# [What is being asked]
Which lines hold the word "multivariate"? Show each of them.

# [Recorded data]

:::::

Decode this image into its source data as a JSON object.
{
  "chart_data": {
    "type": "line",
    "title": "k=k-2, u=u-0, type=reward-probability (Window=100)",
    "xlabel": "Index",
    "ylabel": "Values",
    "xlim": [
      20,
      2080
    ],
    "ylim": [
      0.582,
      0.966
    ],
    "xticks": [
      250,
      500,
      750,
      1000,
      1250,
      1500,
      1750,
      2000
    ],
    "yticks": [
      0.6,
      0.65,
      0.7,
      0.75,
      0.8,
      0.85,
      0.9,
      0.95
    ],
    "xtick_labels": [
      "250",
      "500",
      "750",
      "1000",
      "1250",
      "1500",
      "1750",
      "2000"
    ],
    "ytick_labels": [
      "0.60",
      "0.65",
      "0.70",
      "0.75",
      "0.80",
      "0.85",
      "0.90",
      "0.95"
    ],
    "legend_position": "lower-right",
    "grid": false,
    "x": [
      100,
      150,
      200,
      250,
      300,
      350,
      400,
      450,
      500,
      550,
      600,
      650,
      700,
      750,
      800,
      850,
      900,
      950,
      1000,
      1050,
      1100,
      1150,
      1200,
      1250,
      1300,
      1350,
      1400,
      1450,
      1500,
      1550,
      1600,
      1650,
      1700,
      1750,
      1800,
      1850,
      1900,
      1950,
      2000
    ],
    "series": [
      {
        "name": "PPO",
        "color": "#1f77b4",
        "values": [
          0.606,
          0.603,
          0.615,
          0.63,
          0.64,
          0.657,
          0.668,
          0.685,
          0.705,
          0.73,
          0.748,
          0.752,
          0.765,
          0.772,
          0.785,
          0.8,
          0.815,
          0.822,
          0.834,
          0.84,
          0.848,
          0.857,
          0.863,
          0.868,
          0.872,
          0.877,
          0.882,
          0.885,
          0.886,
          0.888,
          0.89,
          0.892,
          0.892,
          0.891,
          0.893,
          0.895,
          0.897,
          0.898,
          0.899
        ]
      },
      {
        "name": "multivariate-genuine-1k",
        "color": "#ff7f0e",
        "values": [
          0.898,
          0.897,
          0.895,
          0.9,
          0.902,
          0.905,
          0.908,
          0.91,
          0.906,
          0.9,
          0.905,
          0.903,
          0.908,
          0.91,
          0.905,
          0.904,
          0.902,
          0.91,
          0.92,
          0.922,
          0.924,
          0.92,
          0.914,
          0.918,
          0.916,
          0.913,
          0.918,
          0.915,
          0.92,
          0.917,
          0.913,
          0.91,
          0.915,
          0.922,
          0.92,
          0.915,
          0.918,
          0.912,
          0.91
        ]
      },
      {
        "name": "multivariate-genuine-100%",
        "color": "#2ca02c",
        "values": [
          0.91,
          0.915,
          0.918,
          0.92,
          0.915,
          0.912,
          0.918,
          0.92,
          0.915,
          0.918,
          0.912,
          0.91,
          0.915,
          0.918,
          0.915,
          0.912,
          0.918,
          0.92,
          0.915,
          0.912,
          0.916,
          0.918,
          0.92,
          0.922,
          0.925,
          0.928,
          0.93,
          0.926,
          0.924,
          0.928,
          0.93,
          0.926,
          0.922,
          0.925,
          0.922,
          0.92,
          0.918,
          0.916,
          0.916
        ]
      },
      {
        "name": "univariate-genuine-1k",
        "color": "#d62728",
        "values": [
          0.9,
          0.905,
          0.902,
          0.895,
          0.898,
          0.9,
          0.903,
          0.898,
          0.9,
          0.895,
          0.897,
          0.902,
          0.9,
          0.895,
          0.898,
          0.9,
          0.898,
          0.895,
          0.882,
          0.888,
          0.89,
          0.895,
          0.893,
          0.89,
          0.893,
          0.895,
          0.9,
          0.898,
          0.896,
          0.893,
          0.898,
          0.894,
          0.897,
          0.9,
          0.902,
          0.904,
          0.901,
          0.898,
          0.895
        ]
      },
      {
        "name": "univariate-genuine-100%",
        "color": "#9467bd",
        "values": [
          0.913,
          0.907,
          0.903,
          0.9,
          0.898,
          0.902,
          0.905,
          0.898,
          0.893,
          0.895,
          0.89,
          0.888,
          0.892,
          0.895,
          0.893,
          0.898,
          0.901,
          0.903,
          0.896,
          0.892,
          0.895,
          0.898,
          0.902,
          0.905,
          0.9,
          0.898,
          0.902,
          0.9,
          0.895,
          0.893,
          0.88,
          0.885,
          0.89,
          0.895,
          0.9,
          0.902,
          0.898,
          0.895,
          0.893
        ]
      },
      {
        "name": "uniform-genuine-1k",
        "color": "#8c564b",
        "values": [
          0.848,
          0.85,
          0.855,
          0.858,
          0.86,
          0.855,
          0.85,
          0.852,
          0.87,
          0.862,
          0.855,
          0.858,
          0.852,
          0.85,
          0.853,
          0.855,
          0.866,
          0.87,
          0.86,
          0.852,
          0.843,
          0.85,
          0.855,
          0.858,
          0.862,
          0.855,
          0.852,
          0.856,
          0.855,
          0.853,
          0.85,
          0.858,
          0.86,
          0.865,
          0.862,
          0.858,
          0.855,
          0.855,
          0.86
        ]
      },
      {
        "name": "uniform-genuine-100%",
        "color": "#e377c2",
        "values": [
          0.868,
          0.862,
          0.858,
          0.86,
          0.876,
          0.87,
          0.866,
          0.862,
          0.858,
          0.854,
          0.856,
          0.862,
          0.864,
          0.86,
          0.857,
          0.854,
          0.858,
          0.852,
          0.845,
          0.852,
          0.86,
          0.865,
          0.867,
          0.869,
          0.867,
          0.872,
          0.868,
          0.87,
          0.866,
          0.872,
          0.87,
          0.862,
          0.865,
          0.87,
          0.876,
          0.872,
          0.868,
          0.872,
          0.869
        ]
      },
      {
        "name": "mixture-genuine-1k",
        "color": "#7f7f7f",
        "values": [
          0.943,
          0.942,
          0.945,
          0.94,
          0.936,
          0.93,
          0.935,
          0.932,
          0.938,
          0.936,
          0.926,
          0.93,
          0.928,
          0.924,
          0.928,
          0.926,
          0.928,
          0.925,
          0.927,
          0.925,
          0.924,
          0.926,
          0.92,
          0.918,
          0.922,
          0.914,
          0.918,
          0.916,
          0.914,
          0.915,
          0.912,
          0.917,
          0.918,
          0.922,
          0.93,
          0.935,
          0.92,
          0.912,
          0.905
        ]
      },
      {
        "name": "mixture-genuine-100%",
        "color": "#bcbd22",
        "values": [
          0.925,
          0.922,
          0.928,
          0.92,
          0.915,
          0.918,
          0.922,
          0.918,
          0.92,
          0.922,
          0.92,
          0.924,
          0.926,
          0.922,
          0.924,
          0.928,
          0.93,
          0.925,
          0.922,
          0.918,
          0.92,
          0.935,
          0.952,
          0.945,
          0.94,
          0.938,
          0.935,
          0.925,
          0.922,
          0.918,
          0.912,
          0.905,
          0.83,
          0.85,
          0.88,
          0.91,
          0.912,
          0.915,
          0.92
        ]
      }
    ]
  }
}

:::::

# [The reply]
        "name": "multivariate-genuine-1k",
        "name": "multivariate-genuine-100%",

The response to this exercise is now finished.